**Stated problem**
Please quote every line word for word.

## begin Available records

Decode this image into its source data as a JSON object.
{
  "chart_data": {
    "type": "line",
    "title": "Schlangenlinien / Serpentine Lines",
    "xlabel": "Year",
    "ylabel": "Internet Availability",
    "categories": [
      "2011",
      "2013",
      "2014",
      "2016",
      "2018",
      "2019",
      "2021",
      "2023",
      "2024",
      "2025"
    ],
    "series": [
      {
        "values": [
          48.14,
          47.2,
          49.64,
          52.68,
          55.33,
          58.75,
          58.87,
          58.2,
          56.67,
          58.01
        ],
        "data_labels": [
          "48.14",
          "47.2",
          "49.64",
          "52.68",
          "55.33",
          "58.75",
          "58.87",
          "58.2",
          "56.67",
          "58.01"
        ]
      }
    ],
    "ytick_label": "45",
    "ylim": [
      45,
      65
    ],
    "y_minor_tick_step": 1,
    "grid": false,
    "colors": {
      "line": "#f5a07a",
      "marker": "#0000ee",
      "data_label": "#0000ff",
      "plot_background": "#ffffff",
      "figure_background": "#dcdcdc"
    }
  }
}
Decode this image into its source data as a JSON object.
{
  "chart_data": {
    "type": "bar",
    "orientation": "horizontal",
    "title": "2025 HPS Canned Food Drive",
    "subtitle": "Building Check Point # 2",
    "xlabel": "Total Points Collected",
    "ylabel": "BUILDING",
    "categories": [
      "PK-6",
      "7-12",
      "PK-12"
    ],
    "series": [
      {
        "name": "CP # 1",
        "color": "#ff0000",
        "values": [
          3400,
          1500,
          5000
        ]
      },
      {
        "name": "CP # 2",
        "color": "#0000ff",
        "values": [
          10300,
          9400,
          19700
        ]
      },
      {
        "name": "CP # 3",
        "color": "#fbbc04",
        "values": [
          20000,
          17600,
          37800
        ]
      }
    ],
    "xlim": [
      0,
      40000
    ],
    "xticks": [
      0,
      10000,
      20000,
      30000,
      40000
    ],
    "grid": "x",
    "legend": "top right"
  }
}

## end Available records

**Final result**
Decode this image into its source data as a JSON object.
{
  "chart_data": {
    "type": "line",
    "title": "Schlangenlinien / Serpentine Lines",
    "xlabel": "Year",
    "ylabel": "Internet Availability",
    "categories": [
      "2011",
      "2013",
      "2014",
      "2016",
      "2018",
      "2019",
      "2021",
      "2023",
      "2024",
      "2025"
    ],
    "series": [
      {
        "values": [
          48.14,
          47.2,
          49.64,
          52.68,
          55.33,
          58.75,
          58.87,
          58.2,
          56.67,
          58.01
        ],
        "data_labels": [
          "48.14",
          "47.2",
          "49.64",
          "52.68",
          "55.33",
          "58.75",
          "58.87",
          "58.2",
          "56.67",
          "58.01"
        ]
      }
    ],
    "ytick_label": "45",
    "ylim": [
      45,
      65
    ],
    "y_minor_tick_step": 1,
    "grid": false,
    "colors": {
      "line": "#f5a07a",
      "marker": "#0000ee",
      "data_label": "#0000ff",
      "plot_background": "#ffffff",
      "figure_background": "#dcdcdc"
    }
  }
}
Decode this image into its source data as a JSON object.
{
  "chart_data": {
    "type": "bar",
    "orientation": "horizontal",
    "title": "2025 HPS Canned Food Drive",
    "subtitle": "Building Check Point # 2",
    "xlabel": "Total Points Collected",
    "ylabel": "BUILDING",
    "categories": [
      "PK-6",
      "7-12",
      "PK-12"
    ],
    "series": [
      {
        "name": "CP # 1",
        "color": "#ff0000",
        "values": [
          3400,
          1500,
          5000
        ]
      },
      {
        "name": "CP # 2",
        "color": "#0000ff",
        "values": [
          10300,
          9400,
          19700
        ]
      },
      {
        "name": "CP # 3",
        "color": "#fbbc04",
        "values": [
          20000,
          17600,
          37800
        ]
      }
    ],
    "xlim": [
      0,
      40000
    ],
    "xticks": [
      0,
      10000,
      20000,
      30000,
      40000
    ],
    "grid": "x",
    "legend": "top right"
  }
}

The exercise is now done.